▶ SET EXERCISE
Find every line in the records that holds the string "салыстырып". Copy each one.

------ MATERIAL

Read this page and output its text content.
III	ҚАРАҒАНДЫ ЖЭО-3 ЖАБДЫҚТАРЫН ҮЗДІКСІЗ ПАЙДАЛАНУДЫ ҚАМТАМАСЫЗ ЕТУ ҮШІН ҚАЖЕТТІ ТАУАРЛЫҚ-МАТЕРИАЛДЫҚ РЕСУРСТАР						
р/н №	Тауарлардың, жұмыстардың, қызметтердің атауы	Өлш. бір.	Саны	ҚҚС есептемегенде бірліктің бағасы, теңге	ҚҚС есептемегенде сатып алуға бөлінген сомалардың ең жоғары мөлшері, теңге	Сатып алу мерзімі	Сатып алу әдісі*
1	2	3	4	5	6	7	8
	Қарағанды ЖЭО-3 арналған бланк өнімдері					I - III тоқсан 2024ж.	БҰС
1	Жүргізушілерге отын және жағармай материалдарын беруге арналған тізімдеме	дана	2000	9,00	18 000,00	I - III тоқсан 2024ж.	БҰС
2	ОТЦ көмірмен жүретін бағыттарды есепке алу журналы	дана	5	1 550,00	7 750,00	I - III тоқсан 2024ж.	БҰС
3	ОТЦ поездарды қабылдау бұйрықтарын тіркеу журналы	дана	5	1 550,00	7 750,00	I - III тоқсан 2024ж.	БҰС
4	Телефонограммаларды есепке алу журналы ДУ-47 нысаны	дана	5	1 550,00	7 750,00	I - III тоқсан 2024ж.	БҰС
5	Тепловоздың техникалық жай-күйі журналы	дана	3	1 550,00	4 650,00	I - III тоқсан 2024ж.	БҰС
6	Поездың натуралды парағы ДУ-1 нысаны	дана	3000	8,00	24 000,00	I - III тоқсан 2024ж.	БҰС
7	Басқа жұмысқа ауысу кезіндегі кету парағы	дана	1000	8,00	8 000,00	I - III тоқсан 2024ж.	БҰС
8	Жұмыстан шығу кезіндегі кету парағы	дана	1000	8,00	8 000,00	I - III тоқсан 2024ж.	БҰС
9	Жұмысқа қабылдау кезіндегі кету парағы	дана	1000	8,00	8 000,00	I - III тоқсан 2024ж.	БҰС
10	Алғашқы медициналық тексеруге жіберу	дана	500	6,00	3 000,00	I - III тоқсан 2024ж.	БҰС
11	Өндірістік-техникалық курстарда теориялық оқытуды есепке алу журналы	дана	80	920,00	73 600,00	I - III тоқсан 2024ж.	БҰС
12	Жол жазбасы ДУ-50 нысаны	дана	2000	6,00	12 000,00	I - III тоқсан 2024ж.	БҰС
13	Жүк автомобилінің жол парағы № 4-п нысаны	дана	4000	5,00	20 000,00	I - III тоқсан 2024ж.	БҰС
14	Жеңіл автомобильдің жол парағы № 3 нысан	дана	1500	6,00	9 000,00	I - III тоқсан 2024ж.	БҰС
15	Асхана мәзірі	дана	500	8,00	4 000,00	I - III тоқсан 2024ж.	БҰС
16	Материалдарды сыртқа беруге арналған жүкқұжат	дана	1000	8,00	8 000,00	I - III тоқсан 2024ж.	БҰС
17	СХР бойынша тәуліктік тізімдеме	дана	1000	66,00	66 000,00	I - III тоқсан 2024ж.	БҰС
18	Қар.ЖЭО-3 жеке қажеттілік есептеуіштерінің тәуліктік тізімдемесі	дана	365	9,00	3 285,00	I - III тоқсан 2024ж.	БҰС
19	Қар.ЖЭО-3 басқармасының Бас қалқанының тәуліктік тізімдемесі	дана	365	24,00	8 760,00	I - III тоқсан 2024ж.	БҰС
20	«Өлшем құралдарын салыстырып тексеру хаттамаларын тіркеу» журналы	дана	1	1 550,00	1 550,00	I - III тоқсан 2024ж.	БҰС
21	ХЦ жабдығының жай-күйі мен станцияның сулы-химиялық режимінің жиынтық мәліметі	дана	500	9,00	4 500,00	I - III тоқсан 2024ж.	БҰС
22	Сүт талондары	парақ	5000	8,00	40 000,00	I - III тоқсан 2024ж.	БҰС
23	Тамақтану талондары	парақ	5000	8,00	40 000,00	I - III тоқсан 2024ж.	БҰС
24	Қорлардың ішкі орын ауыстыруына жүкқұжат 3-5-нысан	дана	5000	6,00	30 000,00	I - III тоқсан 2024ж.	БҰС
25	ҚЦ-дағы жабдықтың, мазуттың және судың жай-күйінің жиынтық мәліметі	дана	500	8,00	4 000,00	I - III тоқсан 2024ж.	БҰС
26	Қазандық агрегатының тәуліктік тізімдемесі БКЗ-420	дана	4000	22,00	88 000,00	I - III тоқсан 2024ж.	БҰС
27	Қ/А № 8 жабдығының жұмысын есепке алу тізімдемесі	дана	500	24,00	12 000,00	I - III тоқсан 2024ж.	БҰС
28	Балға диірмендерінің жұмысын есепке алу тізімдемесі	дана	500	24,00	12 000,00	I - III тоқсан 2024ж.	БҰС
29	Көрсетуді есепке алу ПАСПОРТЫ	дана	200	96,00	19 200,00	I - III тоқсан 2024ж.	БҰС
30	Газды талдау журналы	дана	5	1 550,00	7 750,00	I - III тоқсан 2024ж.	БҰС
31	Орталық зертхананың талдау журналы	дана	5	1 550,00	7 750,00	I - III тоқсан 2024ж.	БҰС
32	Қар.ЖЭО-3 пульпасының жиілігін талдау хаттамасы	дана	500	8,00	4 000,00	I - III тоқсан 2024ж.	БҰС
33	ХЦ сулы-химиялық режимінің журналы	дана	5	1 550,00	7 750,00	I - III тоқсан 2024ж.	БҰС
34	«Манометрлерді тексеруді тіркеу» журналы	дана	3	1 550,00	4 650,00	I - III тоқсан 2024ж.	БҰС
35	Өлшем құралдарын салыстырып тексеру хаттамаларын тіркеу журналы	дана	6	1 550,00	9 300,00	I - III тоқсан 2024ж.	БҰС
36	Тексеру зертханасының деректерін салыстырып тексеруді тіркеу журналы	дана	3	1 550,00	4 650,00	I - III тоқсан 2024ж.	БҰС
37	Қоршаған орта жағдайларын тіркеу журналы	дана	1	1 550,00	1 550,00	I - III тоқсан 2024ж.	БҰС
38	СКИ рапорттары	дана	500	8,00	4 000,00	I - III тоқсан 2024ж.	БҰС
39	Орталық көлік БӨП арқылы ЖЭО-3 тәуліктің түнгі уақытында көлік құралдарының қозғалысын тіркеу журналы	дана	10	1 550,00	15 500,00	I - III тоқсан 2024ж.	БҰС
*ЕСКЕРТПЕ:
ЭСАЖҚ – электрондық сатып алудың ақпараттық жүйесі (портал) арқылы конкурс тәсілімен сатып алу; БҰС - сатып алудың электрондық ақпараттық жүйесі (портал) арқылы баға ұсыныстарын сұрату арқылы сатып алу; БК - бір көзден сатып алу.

------------

▶ COMPLETE OUTPUT
20	«Өлшем құралдарын салыстырып тексеру хаттамаларын тіркеу» журналы	дана	1	1 550,00	1 550,00	I - III тоқсан 2024ж.	БҰС
35	Өлшем құралдарын салыстырып тексеру хаттамаларын тіркеу журналы	дана	6	1 550,00	9 300,00	I - III тоқсан 2024ж.	БҰС
36	Тексеру зертханасының деректерін салыстырып тексеруді тіркеу журналы	дана	3	1 550,00	4 650,00	I - III тоқсан 2024ж.	БҰС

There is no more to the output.